== STATED TASK ==
Using the data beneath, show every line that includes the word "Đình".

== Data records ==
⁂
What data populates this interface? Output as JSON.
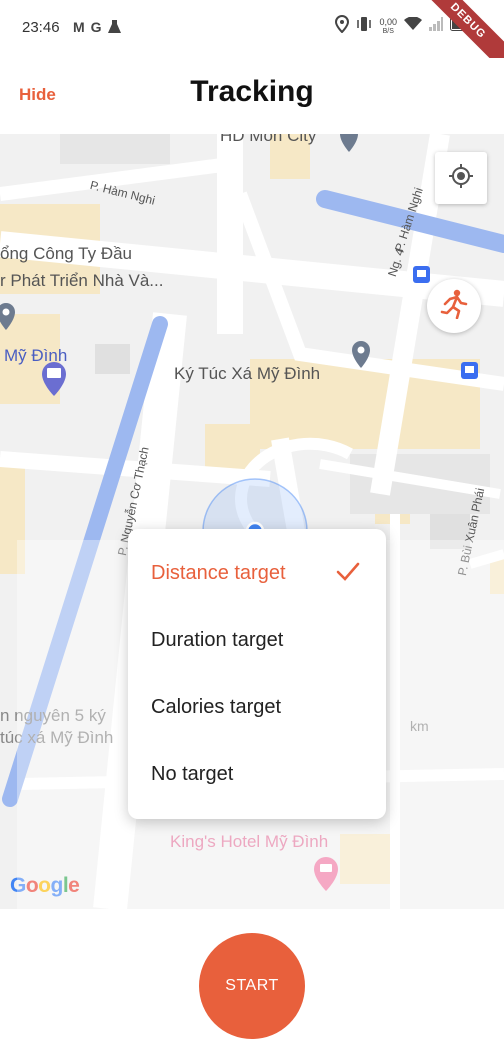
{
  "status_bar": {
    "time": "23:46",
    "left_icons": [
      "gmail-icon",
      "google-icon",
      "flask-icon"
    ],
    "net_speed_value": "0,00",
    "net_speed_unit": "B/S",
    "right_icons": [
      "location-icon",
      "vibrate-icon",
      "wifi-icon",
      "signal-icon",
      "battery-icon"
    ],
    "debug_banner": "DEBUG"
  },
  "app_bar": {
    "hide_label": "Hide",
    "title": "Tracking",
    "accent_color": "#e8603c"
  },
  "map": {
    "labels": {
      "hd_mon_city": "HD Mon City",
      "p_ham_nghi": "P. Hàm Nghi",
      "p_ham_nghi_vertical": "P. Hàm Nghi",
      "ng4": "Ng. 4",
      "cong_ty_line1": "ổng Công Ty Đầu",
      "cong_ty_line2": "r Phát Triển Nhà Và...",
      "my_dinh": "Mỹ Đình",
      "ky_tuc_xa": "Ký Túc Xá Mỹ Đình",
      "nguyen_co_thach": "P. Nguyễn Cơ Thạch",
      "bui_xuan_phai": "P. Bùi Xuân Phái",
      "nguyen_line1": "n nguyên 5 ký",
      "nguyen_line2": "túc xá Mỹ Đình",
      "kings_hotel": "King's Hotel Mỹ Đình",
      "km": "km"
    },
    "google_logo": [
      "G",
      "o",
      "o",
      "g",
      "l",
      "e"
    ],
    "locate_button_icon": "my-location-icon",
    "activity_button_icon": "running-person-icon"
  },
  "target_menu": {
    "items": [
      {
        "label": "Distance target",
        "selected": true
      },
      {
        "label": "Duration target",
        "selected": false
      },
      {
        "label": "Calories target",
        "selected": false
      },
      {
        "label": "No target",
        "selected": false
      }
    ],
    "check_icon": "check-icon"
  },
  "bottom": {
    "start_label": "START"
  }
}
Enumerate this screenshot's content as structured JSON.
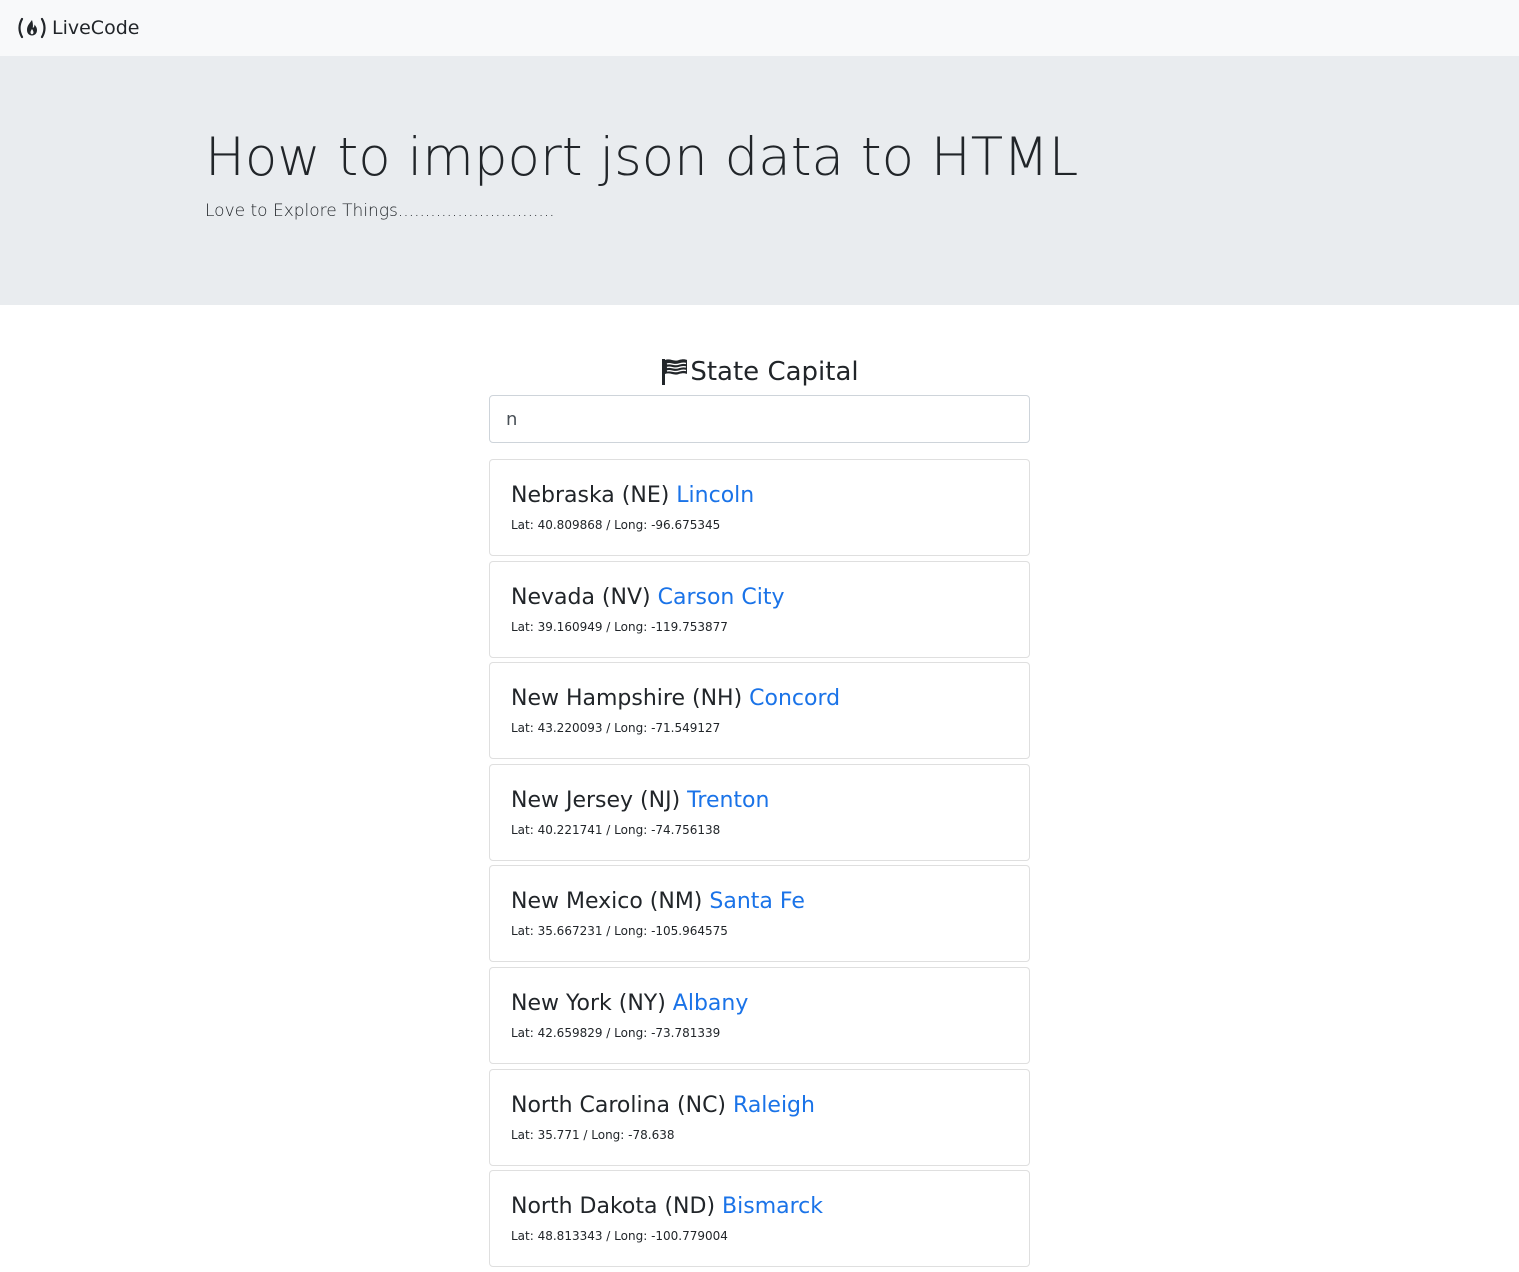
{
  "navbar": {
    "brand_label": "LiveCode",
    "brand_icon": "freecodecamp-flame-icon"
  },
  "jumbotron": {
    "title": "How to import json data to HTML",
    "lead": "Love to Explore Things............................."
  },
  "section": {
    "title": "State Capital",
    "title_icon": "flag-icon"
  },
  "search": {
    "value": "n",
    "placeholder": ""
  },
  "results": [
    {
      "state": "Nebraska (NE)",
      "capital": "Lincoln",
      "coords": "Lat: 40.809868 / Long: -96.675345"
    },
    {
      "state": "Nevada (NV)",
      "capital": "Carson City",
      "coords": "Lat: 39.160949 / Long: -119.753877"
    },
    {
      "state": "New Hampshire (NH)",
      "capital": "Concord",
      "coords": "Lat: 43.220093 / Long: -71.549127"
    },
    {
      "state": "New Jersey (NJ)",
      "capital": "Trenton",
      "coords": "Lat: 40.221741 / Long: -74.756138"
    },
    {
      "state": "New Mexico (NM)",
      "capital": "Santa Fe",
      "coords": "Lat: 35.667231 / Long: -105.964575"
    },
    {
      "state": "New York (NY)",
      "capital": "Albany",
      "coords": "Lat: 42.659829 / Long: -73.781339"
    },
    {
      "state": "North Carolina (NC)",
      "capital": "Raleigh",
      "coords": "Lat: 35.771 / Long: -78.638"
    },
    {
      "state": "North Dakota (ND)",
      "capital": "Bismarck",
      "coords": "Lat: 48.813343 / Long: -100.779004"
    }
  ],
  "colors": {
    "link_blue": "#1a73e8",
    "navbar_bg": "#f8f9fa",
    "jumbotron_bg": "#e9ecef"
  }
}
⁂
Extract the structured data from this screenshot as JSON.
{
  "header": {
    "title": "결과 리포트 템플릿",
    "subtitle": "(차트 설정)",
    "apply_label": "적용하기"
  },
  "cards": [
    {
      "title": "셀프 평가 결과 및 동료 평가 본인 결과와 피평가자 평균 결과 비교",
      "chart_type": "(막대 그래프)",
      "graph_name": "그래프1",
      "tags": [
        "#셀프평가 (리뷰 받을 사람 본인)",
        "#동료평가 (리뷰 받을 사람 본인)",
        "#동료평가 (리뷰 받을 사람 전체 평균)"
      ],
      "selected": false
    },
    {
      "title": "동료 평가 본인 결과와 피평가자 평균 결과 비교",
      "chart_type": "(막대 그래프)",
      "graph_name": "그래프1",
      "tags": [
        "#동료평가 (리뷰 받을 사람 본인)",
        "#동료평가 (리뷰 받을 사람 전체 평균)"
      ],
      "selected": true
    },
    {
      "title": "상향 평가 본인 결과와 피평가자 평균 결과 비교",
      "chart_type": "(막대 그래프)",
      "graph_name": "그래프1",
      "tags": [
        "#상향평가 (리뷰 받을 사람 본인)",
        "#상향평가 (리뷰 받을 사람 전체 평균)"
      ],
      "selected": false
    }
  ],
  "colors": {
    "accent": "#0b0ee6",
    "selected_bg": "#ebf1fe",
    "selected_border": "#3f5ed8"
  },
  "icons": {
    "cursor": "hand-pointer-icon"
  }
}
⁂
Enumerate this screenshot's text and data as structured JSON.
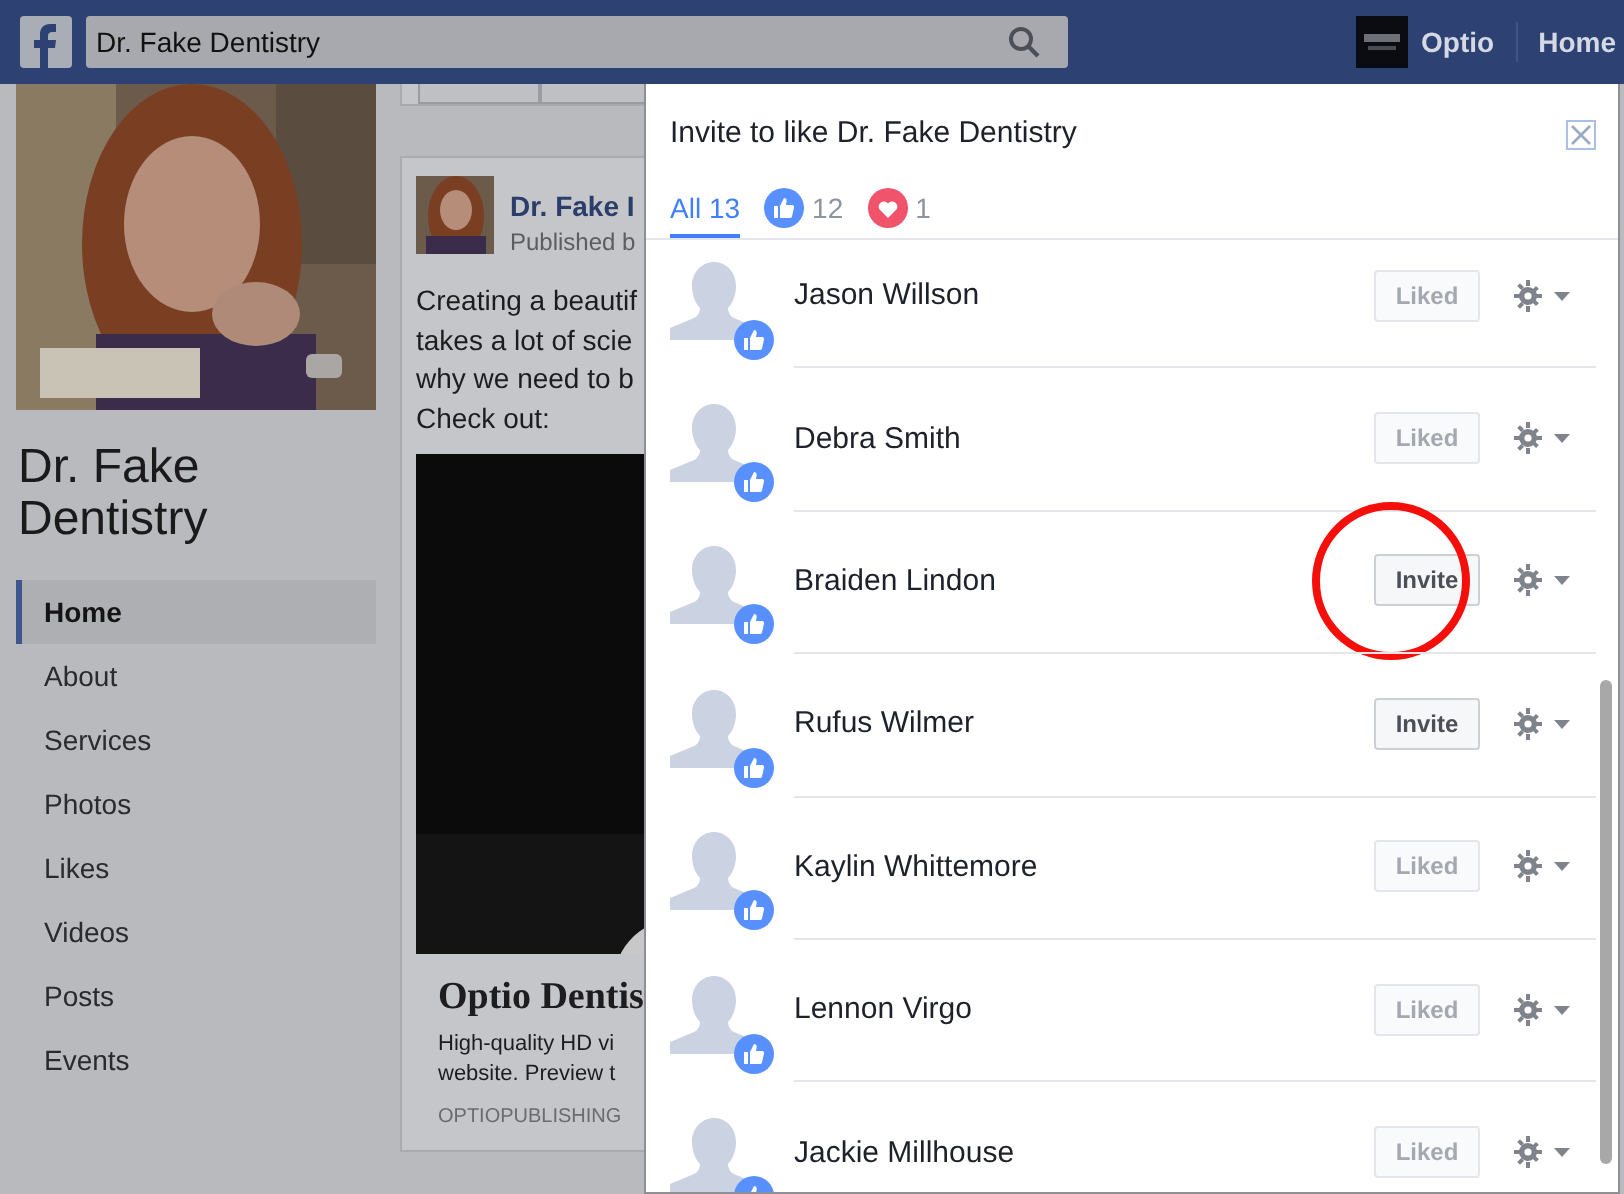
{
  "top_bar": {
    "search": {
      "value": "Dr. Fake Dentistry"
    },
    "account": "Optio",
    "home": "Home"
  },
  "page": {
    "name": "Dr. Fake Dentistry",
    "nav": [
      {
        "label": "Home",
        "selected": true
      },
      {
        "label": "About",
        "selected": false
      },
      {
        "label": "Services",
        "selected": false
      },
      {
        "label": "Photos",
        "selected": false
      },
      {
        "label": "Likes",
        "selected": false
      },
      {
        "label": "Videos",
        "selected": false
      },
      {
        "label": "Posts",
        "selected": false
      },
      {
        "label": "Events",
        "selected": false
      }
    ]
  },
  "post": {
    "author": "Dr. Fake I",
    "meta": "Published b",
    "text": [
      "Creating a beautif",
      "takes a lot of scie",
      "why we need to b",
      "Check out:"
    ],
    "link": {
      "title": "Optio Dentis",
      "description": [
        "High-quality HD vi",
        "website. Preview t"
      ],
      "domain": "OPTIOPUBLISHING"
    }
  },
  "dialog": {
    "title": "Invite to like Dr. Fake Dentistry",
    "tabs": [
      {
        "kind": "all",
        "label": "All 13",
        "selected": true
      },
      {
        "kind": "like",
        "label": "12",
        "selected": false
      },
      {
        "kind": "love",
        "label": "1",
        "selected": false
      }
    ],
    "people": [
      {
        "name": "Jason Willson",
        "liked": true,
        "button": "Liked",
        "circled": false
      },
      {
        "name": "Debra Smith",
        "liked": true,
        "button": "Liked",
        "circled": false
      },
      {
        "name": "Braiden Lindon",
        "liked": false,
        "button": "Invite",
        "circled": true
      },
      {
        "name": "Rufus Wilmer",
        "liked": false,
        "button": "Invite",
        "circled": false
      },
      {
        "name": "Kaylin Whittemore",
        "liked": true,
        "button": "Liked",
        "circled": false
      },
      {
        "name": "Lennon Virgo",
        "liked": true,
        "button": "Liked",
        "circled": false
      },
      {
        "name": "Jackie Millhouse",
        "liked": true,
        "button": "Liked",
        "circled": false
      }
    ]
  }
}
⁂
== OUTPUT FOR THIS TASK ==
      "my_dinh": "Mỹ Đình",
      "ky_tuc_xa": "Ký Túc Xá Mỹ Đình",
      "nguyen_line2": "túc xá Mỹ Đình",
      "kings_hotel": "King's Hotel Mỹ Đình",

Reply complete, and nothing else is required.